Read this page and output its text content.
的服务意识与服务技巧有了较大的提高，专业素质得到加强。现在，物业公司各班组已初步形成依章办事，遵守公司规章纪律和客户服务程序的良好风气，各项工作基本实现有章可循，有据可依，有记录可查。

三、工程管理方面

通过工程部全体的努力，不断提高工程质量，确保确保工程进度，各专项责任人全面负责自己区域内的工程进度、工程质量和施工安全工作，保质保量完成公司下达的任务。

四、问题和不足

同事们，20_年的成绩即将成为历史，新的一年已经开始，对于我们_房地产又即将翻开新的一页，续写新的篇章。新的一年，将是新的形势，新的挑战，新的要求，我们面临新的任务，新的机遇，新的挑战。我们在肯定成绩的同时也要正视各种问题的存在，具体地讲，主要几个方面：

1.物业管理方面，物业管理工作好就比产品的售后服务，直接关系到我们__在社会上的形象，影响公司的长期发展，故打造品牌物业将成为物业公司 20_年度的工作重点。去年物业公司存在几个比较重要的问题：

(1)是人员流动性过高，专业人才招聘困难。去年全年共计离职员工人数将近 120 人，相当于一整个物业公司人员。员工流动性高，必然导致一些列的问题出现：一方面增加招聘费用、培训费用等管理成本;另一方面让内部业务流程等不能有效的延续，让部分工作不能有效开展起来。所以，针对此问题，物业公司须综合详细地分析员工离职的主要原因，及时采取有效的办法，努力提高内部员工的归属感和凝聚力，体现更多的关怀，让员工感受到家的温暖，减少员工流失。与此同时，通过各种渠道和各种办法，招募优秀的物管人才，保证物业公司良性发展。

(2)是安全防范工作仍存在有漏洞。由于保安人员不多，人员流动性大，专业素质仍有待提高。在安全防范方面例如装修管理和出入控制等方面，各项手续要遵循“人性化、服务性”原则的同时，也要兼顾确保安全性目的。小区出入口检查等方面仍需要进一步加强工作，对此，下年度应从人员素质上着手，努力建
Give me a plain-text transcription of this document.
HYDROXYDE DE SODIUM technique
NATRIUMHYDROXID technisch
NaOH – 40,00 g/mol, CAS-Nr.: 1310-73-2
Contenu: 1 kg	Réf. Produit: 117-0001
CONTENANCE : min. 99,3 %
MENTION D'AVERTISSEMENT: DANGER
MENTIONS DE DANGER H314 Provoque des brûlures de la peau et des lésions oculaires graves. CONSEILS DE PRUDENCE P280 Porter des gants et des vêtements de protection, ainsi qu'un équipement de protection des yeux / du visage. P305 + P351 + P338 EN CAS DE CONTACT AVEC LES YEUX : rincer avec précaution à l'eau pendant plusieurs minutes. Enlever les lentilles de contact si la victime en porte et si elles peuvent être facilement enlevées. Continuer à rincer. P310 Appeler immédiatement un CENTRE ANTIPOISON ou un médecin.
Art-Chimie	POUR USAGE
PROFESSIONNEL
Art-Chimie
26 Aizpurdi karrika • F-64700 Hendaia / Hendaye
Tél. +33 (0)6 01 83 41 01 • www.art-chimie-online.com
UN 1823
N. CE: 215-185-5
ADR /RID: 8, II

— WHAT IS REQUIRED —
Counting only lines of the data above that hold "this", report the total and nothing else.

— TASK OUTPUT —
2